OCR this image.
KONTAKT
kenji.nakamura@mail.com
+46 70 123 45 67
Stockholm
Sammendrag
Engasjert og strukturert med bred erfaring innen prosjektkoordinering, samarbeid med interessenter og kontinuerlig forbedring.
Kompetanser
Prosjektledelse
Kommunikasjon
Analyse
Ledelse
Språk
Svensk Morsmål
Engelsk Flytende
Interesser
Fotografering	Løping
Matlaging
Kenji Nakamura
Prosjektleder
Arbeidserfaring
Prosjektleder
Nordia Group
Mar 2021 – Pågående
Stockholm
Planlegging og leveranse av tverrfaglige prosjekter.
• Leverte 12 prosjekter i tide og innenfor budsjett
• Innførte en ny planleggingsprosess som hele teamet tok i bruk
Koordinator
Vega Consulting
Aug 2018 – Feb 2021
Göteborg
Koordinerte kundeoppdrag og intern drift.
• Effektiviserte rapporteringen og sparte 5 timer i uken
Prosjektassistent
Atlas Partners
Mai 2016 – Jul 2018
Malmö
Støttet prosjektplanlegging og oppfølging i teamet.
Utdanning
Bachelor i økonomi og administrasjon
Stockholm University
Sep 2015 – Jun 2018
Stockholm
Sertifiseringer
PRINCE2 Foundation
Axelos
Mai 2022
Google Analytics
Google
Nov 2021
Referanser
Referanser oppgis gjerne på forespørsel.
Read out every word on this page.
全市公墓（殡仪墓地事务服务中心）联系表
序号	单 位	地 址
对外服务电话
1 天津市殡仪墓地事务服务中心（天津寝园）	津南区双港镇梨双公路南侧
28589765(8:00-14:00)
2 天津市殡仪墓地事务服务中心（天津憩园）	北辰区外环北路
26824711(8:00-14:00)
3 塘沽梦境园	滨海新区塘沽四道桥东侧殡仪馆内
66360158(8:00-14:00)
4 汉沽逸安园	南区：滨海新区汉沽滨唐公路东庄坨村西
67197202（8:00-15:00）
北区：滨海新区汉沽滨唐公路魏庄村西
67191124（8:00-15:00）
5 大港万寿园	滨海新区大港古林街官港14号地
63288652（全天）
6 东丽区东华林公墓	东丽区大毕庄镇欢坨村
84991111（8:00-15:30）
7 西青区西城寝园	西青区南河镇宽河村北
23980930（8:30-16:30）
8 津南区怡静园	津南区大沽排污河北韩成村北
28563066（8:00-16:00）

══════════════════════════════

Which lines include "prosjekter"? Copy each of them out.

# [Exercise output]
Planlegging og leveranse av tverrfaglige prosjekter.
• Leverte 12 prosjekter i tide og innenfor budsjett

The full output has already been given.